### TEXT EXTRACT
Menu Sign In Contact FAQ
Banner
Welcome to our forums

RPS and QNH mixed messages

This is pulled straight from https://airspacesafety.com/

Now I don’t know who behind this website or if there is any CAA involvement but it certainly seems strange as what they state goes against what is taught at PPL level and also what happens in day to day flying.

“Avoid flying on the RPS in the vicinity East Midlands CTAs or below the DTY CTA. When flying on the RPS, as it is the forecast lowest QNH for a region, you will be higher in relation to the East Midlands QNH. If you are receiving a FIS from London Flight Information Service, ask the FISO for the East Midlands QNH rather than remaining on the Barnsley RPS.”"

So my question is why do London Information pass you the Barnsley in the first place?

“Avoid flying on the RPS in the vicinity of Doncaster Sheffield CTAs. When flying on the RPS, as it is the forecast lowest QNH for a region, you will be higher in relation to the Doncaster Sheffield QNH. If you are receiving a FIS from London Flight Information Service, ask the FISO for the Doncaster Sheffield QNH rather than remaining on the Barnsley RPS”

Although I haven’t flown in this area for a few months the last time I did the local LARS provider passed me the Barnsley? Why is this then?

This image is also pulled of the same website

Which basically seems to confirm what everyone has been saying for years. But I’m getting a lot of mixed messages here every PPL book on navigation tells the student to select the RPS and every LARS provider that I call gives me the RPS. Yet I read this website which I assume is set up to reduce infringements and it goes against this?

Ialso find it worrying that as it would appear to be proven that RPS is a major cause of infringements why hasn’t nothing been done to address it?

Last Edited by Bathman at 08 Feb 10:31

Just avoid this. Never set RPS. Always use a QNH of an airport that is more or less nearby. Saves you from both hitting the ground or airspace above.

Mainz (EDFZ) & Egelsbach (EDFE), Germany

Doing a google on airspacesafety.com finds some interesting stuff (my emphasis in yellow )

WHOIS shows the owners to be totally redacted

Since the CAA publishes its CAS etc busts numbers on it here it is probably a NATS-CAA joint project.

Bosco is spot on – the RPS is complete nonsense and should never be used. You will just get busted. God only knows why the NATS-CAA lot are talking about RPS on the same website on which they publish their infringement “pilot sentencing” data.

Administrator
Shoreham EGKA, United Kingdom

I set my own airport QNH (or nearby ATIS or London QNH) and give airspace limit/terrain msa good 300ft margin

I know what is RPS but I have no clues what “Wessex QNH” means (an got that few times from LARS in class G, sounds medieval to me ), it is usually close to the number I have in my box from nearby airports

Paris/Essex, France/UK, United Kingdom

This is completely nuts.
How on earth is anybody who wasnt taught in the UK going to know any of this?
Common sense dictates that you talk to any FIS, and they SHOULD give you the correct QNH for where ever you are flying – you should never have to ask " is this what I need to set on my altimeter to avoid an infringement?".

skydriller spot on. What a ridiculously tangled set of rules, procedures and airspace design we have to try and fly in legally and safely. Only civil servants and ex-mil could design such a mess! (only jesting)

### DIRECTIONS
Continue the forum thread on RPS and QNH settings from its last post. The rows after this are not needed for anything here.

### SUPPLIED RECORDS

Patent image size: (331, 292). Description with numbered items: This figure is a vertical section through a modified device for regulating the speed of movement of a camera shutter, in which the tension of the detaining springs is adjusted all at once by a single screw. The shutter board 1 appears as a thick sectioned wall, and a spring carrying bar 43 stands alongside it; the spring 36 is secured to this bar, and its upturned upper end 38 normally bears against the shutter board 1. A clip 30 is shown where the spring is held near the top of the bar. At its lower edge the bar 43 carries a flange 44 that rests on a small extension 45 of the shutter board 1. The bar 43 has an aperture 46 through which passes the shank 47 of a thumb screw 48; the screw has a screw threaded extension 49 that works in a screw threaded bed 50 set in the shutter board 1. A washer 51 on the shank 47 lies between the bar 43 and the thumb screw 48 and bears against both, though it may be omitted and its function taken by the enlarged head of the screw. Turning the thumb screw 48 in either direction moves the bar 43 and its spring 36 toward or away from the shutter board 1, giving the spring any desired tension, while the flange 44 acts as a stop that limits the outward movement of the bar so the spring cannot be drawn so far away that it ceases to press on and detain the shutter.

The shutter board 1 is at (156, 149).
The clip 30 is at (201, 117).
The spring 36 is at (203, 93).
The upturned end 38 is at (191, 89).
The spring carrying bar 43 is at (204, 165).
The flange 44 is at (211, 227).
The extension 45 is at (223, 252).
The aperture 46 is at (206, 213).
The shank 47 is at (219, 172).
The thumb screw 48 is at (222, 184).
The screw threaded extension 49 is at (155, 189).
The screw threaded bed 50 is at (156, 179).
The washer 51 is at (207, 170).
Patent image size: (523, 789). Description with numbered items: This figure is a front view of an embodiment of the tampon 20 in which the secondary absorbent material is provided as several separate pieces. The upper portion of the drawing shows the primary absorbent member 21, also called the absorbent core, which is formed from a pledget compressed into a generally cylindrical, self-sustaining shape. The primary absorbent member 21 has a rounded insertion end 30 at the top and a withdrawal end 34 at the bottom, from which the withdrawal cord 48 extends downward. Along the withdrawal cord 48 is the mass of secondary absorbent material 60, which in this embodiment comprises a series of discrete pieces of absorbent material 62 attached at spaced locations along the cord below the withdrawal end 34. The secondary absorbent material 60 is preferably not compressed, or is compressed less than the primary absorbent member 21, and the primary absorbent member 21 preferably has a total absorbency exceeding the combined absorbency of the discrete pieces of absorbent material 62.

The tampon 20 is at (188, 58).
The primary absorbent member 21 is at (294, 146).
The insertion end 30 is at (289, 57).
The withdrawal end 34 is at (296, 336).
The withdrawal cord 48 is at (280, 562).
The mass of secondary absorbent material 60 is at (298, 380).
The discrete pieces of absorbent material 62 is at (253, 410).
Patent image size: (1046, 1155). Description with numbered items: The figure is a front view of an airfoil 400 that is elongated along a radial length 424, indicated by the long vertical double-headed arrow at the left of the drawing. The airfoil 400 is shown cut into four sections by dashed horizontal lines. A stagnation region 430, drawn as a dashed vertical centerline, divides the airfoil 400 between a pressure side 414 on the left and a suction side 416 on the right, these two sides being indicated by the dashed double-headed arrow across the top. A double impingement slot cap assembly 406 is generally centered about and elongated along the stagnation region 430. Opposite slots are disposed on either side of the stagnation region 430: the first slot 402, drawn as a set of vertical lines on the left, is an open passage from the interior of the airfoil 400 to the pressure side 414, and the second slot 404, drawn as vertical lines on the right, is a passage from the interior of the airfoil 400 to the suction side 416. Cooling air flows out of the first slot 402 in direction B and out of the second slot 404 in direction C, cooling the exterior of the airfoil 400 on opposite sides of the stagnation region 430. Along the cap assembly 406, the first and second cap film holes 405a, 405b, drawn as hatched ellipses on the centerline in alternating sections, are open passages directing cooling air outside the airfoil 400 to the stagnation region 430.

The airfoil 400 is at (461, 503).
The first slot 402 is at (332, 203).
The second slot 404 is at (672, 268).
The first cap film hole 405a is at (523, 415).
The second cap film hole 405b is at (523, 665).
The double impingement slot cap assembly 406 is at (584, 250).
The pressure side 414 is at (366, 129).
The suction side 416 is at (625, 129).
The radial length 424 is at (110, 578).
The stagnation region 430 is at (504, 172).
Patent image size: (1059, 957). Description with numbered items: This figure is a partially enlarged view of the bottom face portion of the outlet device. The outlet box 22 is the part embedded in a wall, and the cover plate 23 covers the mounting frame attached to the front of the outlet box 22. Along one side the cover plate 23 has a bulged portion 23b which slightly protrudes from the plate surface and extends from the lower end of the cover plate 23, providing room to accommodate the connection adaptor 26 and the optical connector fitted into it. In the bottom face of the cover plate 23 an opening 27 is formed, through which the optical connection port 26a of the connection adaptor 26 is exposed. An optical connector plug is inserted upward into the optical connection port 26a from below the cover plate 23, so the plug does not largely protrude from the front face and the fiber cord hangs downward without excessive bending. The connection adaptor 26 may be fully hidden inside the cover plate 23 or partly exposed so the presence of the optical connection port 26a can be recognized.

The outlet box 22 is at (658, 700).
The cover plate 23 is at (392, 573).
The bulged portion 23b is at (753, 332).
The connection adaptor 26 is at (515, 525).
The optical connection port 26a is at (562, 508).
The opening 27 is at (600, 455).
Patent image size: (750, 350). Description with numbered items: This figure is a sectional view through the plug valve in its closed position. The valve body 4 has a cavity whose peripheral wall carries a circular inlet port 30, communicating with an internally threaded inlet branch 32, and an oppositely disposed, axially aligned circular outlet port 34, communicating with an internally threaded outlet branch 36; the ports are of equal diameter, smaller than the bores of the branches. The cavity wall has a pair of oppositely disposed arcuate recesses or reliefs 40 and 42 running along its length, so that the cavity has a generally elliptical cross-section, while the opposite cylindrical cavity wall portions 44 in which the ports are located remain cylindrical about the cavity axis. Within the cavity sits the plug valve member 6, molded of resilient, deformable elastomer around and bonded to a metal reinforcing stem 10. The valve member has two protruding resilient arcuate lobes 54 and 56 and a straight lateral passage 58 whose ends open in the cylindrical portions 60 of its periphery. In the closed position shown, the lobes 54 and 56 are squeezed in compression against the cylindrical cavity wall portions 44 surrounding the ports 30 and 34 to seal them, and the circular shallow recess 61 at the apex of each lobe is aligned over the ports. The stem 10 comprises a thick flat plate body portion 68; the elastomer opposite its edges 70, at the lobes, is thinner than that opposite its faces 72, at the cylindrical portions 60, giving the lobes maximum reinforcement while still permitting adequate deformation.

### EXERCISE ANSWER
UK, United Kingdom

RPS was designed so that you are using the lowest forecast pressure for an area, in the absence of anything more accurate it is to ensure that you will not fly into the ground because you should be slightly higher than if you had an accurate pressure set. Ideal for Shackletons flying low level over the sea.

Because RPS will invariably mean the aircraft is higher than the altimeter might show, you must not use it anywhere where there is controlled airspace above you,because you are likely to infringe vertically. This is fundamental PPL teaching of Altimetry and anyone who was taught to fly on RPS without understanding this was badly taught.

As a pilot you are given the RPS incase you need it, the choice to use it is up to the pilot. The term Regional QNH is incorrect, a QNH is the pressure measured at a point and adjusted to give seal level pressure, you cannot have a point covering an area.

It is worrying that the CAA has to publish such a basic fact because some pilots do not understand a subject they were taught and examined in.

Tumbleweed wrote:

This is fundamental PPL teaching of Altimetry and anyone who was taught to fly on RPS without understanding this was badly taught.
It is worrying that the CAA has to publish such a basic fact because some pilots do not understand a subject they were taught and examined in.

The RPS in not mentioned in the TK syllabus, so I don’t agree that someone not knowing it was badly taught.

ESKC (Uppsala/Sundbro), Sweden

PPL syllabus is national, no? Only the UK uses RPS.

Administrator
Shoreham EGKA, United Kingdom

Peter wrote:

PPL syllabus is national, no? Only the UK uses RPS.

The detailed PPL syllabus is national, but the general PPL syllabus is in AMC1 to FCL.210. It mentions “The different barometric references (QNH, QFE and 1013.25)”. RPS is not mentioned.

The CPL has a detailed syllabus in AMC1 to FCL.310. It also doesn’t mention the RPS.

In any case, a PPL issued by an ICAO member state is valid in every other ICAO member state.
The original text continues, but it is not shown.